[REQUIREMENT 1]
Translate this sentence from the HASP-8000 configuration profile into French: "Memory configuration prioritizes integrity and confidentiality."
[REQUIREMENT 2]
According to the HASP-8000 configuration profile, what is the minimum base clock speed required for the CPUs?
[REQUIREMENT 3]
From the HASP-8000 configuration profile, reproduce the passage that opens with the words "1.1 System Baseboard" and ends after "extensions, SEV/TDX capabilities).", substituting "mainboard" for "motherboard".

Security policy
Server Configuration Profile: High-Assurance Security Policy Platform (HASP-8000)
This document details the technical specifications, performance characteristics, deployment recommendations, and maintenance requirements for the High-Assurance Security Policy Platform (HASP-8000). This configuration is specifically engineered to host mission-critical workloads requiring the highest levels of TPM integrity, hardware-enforced isolation, and robust cryptographic acceleration.
1. Hardware Specifications
The HASP-8000 platform is built upon a dual-socket, high-density rackmount chassis designed for maximum I/O bandwidth and integrated security features. All components are selected based on their compliance with stringent security standards (e.g., FIPS 140-3 readiness, Common Criteria EAL4+).
1.1 System Baseboard and Chassis
The foundation is a proprietary dual-socket motherboard supporting the latest generation of server CPUs featuring integrated Intel vPro or AMD Secure Processor technologies.
Feature | Specification |
---|---|
Form Factor | 2U Rackmount (Optimized for high airflow) |
Chipset | Server-grade PCH with integrated Platform Security Processor (PSP/CSME) |
BIOS/Firmware | Dual-BIOS/UEFI with hardware root-of-trust verification (Secure Boot enforced) |
Chassis Intrusion Detection | Yes (Physical tamper detection switch) |
Remote Management Controller (RMC) | Dedicated BMC (IPMI 2.0 compliant, supports Redfish 1.2) with HW-RoT provisioning |
1.2 Central Processing Units (CPUs)
The configuration mandates processors with extensive hardware virtualization support and dedicated security instruction sets (e.g., AES-NI, SHA extensions, SEV/TDX capabilities).
Parameter | Specification (Minimum) |
---|---|
CPU Model Family | Intel Xeon Scalable (4th Gen, Sapphire Rapids equivalent) or AMD EPYC (Genoa/Bergamo equivalent) |
Sockets | 2 |
Cores per Socket (Minimum) | 32 Physical Cores (Total 64 physical cores) |
Base Clock Speed | 2.4 GHz |
L3 Cache (Total) | 120 MB minimum |
Security Features Required | AES-NI, SHA-512, TEE support (e.g., SGX, SEV-SNP) |
1.3 Memory Subsystem
Memory configuration prioritizes integrity and confidentiality. All modules must support ECC and operate in a balanced configuration for optimal memory channel utilization.
Parameter | Specification |
---|---|
Type | DDR5 RDIMM (ECC Registered) |
Total Capacity | 1 TB (Expandable to 4 TB) |
Configuration | 16 DIMMs populated (e.g., 16 x 64GB) |
Speed (Minimum) | 4800 MT/s |
Security Feature | Memory Encryption Engine (MEE) support required for full hardware isolation |
1.4 Storage Subsystem: Data Integrity Focus
Storage selection is heavily weighted towards high-speed, resilient NVMe devices with built-in encryption capabilities (SED). The configuration uses a tiered approach separating the boot/OS volume from high-security data volumes.

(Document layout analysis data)
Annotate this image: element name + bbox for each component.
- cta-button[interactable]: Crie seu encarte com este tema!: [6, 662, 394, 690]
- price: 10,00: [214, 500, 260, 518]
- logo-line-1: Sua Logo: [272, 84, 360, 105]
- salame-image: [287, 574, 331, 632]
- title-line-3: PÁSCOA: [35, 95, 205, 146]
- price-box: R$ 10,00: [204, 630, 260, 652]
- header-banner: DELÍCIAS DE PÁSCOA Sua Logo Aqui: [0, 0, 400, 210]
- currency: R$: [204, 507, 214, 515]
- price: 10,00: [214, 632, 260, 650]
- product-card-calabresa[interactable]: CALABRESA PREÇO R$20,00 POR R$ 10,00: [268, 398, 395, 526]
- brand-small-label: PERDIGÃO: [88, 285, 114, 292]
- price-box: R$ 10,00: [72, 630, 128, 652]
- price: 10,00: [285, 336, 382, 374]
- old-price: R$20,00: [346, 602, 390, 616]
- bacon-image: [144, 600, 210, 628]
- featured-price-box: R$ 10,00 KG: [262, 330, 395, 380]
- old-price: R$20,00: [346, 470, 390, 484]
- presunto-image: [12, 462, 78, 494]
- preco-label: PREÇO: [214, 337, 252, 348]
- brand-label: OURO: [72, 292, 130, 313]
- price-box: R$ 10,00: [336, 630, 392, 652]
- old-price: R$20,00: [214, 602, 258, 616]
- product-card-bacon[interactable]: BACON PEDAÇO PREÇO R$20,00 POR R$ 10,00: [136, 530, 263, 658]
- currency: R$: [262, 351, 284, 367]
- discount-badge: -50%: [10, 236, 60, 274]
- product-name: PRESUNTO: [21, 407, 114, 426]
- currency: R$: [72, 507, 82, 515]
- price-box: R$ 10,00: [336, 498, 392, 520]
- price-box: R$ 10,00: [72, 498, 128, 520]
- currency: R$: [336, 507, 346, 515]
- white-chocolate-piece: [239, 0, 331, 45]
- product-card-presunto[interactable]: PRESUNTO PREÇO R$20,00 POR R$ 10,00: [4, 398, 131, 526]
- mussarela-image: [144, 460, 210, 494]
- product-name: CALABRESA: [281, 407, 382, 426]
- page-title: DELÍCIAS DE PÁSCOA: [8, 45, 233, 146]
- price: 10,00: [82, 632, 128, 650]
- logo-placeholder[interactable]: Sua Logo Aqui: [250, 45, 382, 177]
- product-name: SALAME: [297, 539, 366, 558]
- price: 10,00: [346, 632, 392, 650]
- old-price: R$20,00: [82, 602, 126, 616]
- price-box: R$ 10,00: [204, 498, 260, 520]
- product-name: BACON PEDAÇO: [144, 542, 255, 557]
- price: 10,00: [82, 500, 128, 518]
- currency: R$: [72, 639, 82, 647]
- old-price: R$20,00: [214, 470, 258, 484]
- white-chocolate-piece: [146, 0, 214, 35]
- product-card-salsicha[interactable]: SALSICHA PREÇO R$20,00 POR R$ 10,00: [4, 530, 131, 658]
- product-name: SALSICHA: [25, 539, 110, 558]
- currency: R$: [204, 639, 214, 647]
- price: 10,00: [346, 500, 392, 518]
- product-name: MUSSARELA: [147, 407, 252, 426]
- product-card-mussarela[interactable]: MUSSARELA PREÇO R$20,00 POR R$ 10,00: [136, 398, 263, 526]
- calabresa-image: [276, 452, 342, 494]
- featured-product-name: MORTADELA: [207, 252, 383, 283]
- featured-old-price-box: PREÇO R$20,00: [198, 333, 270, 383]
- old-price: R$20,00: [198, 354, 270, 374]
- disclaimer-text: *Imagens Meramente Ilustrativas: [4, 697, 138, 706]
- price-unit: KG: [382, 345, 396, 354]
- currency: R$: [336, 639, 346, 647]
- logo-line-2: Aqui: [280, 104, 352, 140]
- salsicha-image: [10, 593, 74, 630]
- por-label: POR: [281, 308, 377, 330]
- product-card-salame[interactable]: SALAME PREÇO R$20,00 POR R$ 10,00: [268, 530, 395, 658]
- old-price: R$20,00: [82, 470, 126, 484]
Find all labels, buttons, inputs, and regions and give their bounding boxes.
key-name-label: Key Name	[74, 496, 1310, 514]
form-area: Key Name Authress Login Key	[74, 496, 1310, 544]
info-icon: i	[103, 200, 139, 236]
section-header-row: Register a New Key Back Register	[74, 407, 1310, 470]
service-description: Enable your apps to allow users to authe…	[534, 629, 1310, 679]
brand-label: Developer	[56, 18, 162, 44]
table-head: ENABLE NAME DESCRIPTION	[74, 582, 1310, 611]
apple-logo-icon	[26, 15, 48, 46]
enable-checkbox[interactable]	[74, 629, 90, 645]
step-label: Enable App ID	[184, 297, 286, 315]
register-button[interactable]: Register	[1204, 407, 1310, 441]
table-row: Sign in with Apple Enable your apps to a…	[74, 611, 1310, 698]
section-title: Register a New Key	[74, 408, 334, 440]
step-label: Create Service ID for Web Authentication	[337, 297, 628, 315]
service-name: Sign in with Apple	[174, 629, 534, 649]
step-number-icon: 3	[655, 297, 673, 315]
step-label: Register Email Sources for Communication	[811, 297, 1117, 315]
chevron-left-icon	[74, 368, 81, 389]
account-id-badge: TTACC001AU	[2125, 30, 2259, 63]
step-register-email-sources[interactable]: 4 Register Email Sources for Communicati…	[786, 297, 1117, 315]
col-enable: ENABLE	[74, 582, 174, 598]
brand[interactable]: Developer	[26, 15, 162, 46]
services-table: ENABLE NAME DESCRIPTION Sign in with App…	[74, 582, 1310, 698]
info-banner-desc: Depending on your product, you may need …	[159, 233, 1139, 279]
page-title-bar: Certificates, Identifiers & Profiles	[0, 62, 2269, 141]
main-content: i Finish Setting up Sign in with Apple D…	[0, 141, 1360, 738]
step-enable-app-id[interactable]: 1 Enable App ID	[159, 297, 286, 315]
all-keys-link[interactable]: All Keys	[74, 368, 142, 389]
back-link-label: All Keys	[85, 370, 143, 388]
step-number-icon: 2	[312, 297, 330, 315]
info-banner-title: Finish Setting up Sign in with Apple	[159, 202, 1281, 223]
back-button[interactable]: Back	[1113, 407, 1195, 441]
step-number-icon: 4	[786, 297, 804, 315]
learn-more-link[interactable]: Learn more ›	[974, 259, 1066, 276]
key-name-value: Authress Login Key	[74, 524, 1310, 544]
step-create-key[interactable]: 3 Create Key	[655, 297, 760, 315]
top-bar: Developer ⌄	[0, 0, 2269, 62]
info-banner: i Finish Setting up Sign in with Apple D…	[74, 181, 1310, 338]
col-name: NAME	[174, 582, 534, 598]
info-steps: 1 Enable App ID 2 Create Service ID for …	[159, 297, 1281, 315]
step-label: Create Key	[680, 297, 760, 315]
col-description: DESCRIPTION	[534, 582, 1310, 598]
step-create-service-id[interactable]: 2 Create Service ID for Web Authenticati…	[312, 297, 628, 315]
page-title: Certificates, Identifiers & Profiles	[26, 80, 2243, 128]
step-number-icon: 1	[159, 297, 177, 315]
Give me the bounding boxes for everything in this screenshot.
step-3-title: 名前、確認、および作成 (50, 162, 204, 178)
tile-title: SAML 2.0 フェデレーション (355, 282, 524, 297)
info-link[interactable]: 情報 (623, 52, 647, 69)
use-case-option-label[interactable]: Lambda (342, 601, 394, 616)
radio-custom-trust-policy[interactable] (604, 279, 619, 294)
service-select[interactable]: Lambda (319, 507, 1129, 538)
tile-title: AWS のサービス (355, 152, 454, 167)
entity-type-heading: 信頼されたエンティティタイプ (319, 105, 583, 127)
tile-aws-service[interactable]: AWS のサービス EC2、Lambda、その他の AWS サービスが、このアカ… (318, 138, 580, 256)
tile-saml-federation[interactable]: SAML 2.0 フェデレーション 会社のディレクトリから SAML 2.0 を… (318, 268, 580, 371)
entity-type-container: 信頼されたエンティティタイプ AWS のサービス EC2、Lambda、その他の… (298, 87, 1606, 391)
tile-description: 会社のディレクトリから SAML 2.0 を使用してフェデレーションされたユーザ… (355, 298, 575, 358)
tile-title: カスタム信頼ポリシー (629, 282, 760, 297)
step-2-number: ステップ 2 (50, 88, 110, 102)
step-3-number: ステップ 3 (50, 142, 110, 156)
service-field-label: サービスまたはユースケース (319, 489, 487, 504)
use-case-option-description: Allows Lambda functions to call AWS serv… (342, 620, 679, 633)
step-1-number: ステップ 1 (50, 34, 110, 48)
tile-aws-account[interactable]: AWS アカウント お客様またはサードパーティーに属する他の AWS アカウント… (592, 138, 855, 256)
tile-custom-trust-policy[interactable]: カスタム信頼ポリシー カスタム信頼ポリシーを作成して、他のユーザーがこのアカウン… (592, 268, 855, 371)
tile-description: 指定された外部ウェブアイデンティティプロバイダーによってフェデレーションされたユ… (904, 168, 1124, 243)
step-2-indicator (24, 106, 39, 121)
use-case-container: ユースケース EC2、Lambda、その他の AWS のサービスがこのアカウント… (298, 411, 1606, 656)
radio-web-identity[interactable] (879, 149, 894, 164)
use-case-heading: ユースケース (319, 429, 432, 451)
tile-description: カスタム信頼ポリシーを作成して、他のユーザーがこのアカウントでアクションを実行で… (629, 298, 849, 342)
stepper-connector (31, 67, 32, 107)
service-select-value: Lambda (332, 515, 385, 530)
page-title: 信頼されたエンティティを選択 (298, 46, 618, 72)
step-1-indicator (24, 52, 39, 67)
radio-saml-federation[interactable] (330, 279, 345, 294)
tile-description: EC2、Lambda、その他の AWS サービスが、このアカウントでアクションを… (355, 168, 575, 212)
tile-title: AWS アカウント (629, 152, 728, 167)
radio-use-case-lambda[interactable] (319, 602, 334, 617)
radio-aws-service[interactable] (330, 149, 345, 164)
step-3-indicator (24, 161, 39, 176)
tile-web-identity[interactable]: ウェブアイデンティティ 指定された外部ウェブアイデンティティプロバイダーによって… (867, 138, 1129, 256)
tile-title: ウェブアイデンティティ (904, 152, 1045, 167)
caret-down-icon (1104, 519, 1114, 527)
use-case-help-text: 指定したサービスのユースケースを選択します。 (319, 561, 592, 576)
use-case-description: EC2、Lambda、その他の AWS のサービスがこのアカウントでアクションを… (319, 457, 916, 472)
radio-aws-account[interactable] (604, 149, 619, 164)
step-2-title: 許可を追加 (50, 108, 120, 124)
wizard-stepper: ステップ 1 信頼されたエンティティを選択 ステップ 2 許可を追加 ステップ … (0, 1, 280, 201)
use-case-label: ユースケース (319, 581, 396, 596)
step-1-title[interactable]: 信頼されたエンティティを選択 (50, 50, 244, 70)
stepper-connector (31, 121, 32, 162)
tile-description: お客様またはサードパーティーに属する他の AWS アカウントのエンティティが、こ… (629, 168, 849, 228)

[OUTPUT 1]
La configuration de la mémoire privilégie l'intégrité et la confidentialité.

[OUTPUT 2]
2.4 GHz

[OUTPUT 3]
1.1 System Baseboard and Chassis
The foundation is a proprietary dual-socket mainboard supporting the latest generation of server CPUs featuring integrated Intel vPro or AMD Secure Processor technologies.
Feature | Specification |
---|---|
Form Factor | 2U Rackmount (Optimized for high airflow) |
Chipset | Server-grade PCH with integrated Platform Security Processor (PSP/CSME) |
BIOS/Firmware | Dual-BIOS/UEFI with hardware root-of-trust verification (Secure Boot enforced) |
Chassis Intrusion Detection | Yes (Physical tamper detection switch) |
Remote Management Controller (RMC) | Dedicated BMC (IPMI 2.0 compliant, supports Redfish 1.2) with HW-RoT provisioning |
1.2 Central Processing Units (CPUs)
The configuration mandates processors with extensive hardware virtualization support and dedicated security instruction sets (e.g., AES-NI, SHA extensions, SEV/TDX capabilities).